--- TASK BRIEF ---
Filter this material down to the lines that hold "name", copying each one.

▼

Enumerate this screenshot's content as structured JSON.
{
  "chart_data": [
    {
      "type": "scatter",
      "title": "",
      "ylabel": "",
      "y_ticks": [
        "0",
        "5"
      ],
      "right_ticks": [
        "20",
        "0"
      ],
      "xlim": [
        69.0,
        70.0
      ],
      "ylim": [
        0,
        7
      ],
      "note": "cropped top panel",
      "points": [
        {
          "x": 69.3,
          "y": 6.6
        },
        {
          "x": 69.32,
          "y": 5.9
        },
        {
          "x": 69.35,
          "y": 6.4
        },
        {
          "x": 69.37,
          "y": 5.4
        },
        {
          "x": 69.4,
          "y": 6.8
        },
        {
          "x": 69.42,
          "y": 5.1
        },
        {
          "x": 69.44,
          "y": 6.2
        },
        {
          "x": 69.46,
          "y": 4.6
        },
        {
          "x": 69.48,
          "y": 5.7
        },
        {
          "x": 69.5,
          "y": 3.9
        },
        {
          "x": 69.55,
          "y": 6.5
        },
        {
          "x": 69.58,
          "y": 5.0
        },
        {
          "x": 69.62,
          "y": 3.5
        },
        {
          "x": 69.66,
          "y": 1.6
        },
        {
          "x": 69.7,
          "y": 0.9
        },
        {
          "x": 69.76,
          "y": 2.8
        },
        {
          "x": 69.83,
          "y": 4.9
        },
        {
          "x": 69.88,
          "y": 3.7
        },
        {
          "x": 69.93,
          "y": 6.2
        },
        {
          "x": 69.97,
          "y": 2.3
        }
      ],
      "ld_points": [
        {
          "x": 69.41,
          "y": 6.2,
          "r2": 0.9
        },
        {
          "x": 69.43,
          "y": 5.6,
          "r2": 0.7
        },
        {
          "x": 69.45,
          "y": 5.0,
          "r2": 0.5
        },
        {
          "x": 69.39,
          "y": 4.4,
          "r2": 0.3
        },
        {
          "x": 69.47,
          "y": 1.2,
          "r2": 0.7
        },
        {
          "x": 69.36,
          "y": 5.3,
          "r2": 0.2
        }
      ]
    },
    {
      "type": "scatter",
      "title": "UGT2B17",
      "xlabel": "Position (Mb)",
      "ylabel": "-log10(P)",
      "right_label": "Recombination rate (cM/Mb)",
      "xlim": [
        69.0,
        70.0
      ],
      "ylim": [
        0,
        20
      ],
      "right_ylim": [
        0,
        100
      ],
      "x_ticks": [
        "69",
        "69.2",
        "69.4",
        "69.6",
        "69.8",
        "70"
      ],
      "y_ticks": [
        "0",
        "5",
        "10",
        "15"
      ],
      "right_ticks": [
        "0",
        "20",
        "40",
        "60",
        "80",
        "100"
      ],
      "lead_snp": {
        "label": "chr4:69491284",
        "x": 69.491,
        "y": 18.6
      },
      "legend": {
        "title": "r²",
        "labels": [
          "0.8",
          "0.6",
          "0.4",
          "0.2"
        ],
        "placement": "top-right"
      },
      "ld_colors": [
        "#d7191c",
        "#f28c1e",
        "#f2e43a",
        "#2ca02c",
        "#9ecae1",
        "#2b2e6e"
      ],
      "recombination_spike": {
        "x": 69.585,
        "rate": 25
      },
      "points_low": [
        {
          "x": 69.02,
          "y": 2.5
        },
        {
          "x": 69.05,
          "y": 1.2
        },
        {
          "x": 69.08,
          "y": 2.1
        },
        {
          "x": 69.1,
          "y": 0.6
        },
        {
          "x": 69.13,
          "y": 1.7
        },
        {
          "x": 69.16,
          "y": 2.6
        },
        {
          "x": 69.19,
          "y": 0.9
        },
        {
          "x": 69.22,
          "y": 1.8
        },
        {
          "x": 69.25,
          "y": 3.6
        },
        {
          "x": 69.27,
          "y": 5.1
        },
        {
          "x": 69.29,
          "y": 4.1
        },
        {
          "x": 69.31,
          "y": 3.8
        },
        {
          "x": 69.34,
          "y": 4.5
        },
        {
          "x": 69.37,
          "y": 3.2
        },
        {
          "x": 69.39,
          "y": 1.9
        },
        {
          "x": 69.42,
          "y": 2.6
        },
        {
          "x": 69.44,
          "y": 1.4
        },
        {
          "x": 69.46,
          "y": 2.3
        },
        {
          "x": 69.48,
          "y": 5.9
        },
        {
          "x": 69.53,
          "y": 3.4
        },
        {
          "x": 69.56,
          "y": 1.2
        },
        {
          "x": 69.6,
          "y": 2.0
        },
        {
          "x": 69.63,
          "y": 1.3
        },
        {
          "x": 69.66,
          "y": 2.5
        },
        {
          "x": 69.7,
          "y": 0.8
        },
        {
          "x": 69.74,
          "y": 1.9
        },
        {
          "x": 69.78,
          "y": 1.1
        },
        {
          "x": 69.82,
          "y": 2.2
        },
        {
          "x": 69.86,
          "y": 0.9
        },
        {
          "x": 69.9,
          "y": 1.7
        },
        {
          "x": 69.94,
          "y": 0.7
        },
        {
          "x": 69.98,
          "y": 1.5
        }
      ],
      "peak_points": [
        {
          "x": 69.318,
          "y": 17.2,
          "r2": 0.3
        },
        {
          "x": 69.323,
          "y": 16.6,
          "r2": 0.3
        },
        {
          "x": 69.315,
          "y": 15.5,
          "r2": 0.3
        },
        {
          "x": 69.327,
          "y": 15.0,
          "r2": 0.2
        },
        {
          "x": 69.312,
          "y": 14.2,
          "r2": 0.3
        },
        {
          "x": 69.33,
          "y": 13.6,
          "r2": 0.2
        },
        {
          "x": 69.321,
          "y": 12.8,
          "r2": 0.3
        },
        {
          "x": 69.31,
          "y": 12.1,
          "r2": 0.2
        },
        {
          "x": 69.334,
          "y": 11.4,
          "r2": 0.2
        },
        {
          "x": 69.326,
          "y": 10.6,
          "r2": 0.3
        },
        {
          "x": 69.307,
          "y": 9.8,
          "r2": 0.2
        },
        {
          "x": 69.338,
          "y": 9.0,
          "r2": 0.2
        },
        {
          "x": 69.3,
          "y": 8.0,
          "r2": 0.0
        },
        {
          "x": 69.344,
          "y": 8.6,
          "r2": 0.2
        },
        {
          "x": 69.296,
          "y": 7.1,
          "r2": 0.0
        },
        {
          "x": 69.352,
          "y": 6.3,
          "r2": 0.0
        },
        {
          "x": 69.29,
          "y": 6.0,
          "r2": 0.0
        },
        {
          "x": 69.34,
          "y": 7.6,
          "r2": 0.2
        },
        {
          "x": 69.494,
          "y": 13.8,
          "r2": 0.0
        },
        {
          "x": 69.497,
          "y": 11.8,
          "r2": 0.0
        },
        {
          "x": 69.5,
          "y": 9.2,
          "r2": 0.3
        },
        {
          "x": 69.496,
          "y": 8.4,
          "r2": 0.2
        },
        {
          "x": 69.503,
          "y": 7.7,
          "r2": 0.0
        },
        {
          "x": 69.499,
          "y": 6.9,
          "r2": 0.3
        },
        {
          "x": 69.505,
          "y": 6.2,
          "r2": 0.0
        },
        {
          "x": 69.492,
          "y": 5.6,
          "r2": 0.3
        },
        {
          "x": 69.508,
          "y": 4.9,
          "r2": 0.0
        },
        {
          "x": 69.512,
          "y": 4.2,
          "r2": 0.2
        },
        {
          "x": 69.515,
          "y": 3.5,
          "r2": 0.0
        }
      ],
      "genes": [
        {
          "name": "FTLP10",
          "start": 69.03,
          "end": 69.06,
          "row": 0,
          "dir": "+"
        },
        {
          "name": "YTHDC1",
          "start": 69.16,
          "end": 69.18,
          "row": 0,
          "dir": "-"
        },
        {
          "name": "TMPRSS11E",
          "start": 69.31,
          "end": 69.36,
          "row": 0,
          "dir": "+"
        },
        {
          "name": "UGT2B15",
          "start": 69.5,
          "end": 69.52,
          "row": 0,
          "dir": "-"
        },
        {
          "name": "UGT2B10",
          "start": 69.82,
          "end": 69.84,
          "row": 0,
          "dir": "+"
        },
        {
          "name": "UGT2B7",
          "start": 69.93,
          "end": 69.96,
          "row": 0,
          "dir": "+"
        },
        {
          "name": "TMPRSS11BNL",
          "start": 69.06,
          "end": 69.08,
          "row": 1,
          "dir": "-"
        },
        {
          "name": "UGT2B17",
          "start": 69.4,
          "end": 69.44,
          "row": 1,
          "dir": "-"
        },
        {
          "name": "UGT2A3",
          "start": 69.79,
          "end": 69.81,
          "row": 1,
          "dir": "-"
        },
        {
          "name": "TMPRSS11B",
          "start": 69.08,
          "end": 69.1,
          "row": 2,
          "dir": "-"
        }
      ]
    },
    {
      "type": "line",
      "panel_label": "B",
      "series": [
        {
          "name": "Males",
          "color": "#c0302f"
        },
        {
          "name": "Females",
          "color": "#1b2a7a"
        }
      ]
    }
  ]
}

▲

--- SOLUTION FOR THIS EXERCISE ---
          "name": "FTLP10",
          "name": "YTHDC1",
          "name": "TMPRSS11E",
          "name": "UGT2B15",
          "name": "UGT2B10",
          "name": "UGT2B7",
          "name": "TMPRSS11BNL",
          "name": "UGT2B17",
          "name": "UGT2A3",
          "name": "TMPRSS11B",
          "name": "Males",
          "name": "Females",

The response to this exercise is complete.